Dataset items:
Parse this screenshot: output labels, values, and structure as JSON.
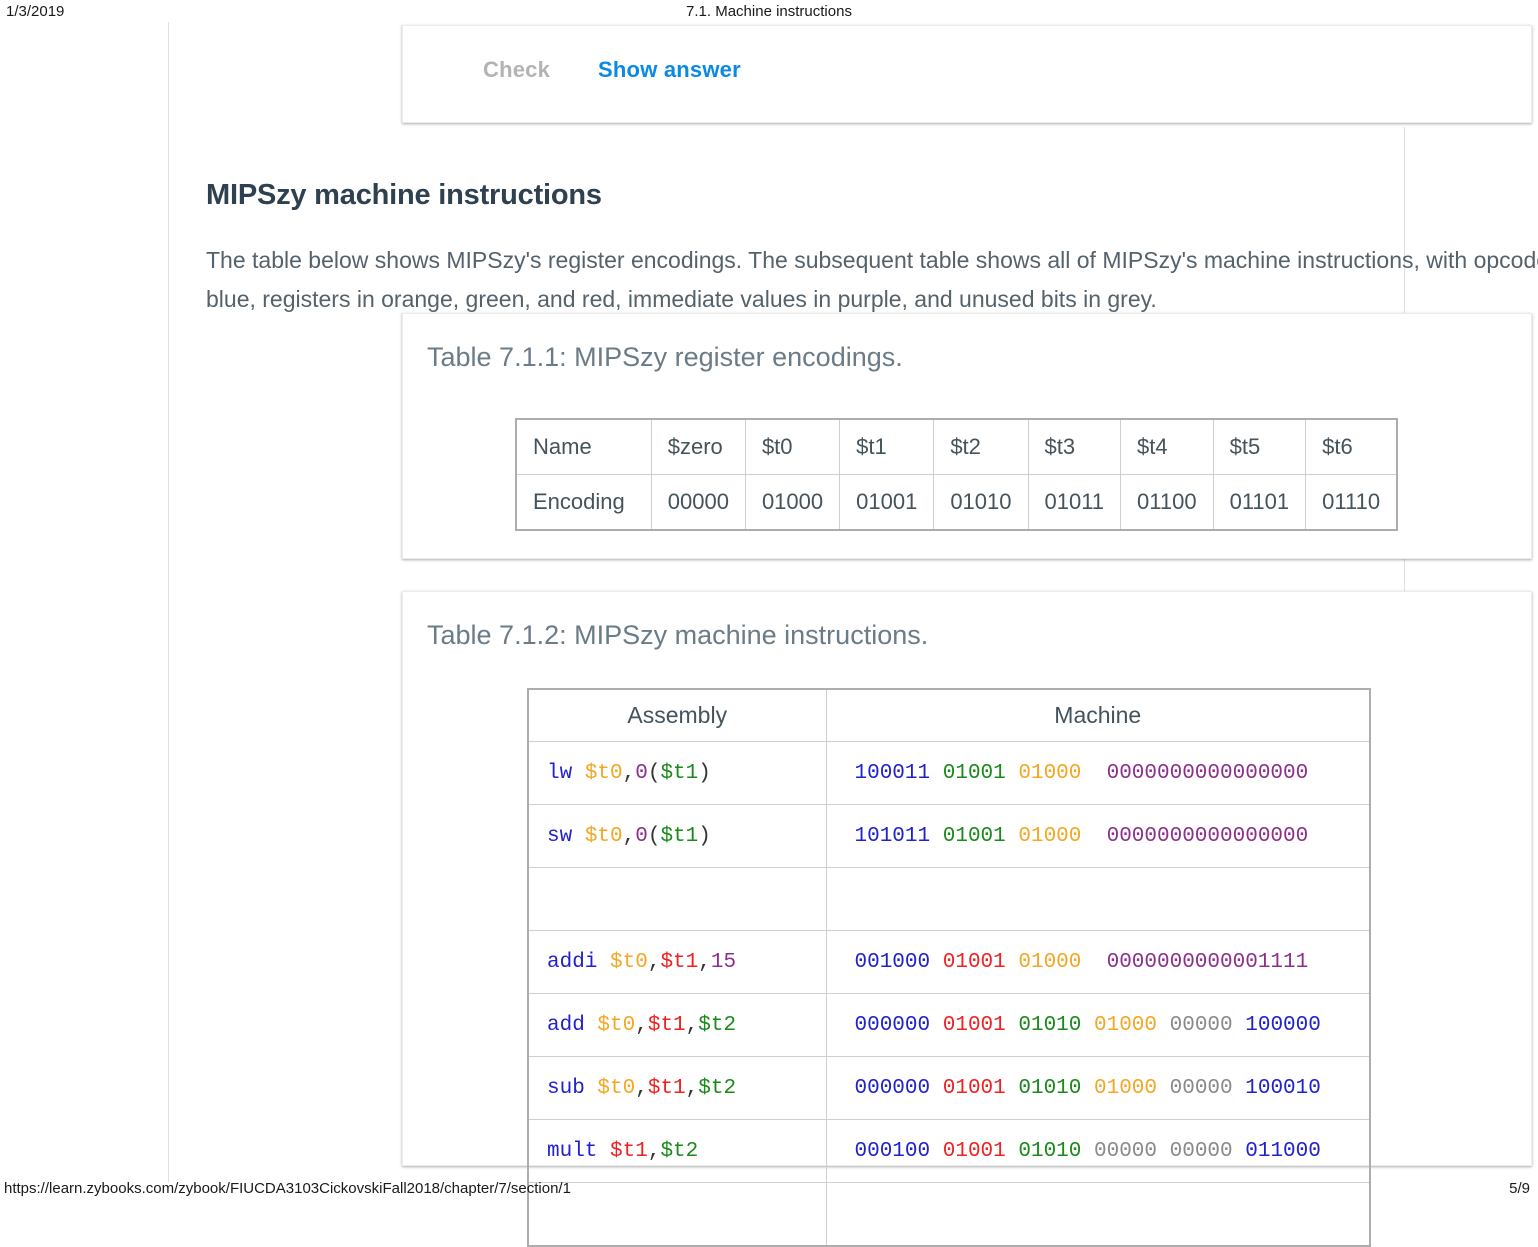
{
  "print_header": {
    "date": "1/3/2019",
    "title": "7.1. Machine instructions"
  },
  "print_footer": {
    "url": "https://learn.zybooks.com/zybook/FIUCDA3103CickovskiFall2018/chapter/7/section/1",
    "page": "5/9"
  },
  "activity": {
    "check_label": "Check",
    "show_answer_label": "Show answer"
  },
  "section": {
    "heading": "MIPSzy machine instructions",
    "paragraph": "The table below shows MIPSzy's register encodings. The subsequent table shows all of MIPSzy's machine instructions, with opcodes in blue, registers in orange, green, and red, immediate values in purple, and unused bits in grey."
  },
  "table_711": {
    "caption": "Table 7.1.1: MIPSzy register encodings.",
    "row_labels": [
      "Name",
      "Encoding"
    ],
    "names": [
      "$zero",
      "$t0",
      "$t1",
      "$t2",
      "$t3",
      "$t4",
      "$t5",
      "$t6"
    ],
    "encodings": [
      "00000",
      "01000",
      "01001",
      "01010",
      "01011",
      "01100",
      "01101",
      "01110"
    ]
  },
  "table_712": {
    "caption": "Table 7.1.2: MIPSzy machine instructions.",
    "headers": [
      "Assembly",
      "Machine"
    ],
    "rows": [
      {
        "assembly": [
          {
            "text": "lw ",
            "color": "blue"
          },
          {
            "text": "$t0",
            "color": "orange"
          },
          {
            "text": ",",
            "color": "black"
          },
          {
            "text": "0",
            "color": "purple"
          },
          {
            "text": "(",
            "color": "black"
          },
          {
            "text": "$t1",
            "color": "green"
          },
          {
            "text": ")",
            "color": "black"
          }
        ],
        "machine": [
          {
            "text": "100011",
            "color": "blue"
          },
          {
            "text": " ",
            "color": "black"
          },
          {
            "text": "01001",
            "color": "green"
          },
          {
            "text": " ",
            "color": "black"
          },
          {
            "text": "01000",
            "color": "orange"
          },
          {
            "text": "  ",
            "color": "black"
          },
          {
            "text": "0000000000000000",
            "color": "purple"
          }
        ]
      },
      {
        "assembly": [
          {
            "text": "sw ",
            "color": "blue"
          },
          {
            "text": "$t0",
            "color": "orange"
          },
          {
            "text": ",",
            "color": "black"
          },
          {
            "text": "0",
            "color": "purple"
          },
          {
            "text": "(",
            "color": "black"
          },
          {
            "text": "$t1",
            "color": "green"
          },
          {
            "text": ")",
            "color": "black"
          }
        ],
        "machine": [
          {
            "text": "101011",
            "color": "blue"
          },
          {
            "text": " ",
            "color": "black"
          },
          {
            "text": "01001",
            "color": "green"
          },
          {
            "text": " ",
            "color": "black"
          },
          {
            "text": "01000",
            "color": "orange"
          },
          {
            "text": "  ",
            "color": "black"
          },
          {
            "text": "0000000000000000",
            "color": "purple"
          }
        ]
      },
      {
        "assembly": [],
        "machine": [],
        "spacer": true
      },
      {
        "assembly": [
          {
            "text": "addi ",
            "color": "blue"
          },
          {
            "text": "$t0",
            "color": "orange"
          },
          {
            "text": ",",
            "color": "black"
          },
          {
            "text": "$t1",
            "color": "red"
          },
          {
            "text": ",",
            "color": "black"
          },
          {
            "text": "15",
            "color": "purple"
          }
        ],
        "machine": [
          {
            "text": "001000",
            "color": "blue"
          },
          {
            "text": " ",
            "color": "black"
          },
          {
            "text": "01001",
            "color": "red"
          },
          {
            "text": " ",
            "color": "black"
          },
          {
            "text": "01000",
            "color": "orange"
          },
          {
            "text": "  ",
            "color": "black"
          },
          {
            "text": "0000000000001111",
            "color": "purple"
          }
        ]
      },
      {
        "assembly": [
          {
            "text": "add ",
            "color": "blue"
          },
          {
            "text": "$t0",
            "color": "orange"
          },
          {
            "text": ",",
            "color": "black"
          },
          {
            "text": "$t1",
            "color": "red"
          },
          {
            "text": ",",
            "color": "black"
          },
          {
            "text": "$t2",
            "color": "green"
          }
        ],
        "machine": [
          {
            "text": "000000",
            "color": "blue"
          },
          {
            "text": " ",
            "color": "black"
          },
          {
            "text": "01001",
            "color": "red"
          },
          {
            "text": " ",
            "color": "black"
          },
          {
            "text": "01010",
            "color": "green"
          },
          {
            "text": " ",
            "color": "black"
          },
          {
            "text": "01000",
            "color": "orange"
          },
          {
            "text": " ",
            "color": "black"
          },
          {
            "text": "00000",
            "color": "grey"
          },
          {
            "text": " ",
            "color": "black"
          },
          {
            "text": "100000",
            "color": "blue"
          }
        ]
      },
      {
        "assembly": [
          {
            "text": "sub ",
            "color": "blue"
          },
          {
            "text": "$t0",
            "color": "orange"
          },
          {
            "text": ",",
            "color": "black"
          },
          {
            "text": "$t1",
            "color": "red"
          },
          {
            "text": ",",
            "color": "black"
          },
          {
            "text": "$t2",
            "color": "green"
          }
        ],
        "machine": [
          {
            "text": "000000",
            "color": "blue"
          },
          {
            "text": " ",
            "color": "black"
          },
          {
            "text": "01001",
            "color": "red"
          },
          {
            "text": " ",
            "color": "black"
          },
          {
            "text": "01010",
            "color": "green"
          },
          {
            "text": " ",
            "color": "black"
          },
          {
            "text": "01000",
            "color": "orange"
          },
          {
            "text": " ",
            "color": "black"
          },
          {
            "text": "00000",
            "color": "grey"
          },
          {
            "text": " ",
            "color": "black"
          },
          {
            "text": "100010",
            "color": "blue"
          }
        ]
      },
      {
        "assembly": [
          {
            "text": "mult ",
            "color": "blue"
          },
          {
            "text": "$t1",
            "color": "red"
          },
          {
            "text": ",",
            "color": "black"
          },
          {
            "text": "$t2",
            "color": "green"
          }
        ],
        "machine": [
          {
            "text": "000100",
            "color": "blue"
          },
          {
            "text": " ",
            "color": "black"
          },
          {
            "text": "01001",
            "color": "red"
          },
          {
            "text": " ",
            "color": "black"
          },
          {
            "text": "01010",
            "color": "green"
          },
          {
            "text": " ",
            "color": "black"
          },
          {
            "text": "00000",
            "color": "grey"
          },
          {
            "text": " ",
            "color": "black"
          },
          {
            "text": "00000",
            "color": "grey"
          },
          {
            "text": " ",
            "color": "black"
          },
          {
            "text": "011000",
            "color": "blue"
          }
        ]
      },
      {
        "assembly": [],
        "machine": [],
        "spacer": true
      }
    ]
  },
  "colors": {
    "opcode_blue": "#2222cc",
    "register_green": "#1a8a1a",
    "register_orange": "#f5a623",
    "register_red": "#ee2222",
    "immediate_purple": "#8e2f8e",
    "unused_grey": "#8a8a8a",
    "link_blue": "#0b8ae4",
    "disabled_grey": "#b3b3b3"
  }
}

...

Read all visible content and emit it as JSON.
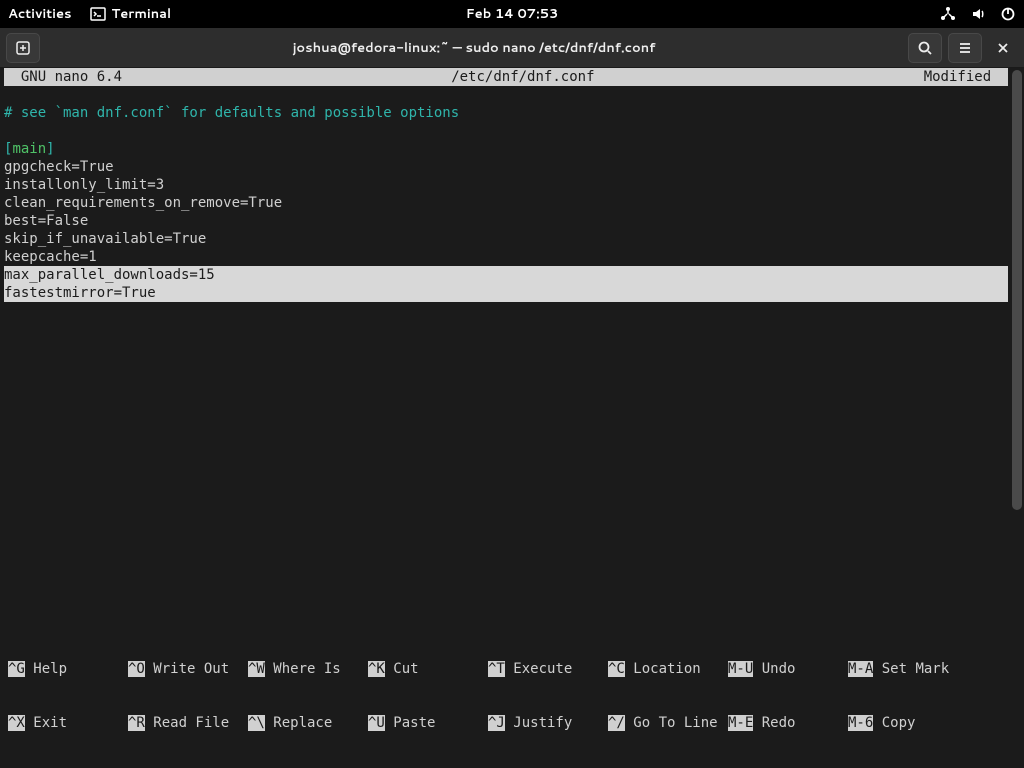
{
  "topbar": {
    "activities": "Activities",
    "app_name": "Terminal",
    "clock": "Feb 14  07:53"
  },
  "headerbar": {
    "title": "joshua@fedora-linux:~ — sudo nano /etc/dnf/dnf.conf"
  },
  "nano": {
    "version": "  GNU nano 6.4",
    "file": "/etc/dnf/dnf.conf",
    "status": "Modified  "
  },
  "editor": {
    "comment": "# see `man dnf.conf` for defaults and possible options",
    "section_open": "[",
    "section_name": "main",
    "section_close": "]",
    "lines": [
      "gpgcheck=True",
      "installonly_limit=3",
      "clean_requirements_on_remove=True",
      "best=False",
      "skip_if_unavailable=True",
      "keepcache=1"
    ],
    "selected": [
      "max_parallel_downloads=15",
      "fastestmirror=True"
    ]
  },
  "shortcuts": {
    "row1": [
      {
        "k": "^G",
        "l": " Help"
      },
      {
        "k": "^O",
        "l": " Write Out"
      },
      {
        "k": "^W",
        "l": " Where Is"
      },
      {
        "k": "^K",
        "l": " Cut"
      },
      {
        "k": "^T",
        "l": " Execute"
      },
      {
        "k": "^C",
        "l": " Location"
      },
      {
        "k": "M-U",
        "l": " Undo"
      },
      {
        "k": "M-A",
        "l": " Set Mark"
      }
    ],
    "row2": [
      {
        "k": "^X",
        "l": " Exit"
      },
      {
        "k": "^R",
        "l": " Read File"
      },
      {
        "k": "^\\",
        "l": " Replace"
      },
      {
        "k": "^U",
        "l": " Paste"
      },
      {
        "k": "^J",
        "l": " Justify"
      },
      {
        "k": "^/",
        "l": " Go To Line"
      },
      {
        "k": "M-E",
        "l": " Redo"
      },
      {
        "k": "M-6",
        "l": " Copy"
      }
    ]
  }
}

* _THE EXERCISE_: Tally how many lines of the material contain the word "nano". The answer must be the number and nothing else.

* _COMPLETED EXERCISE_: 3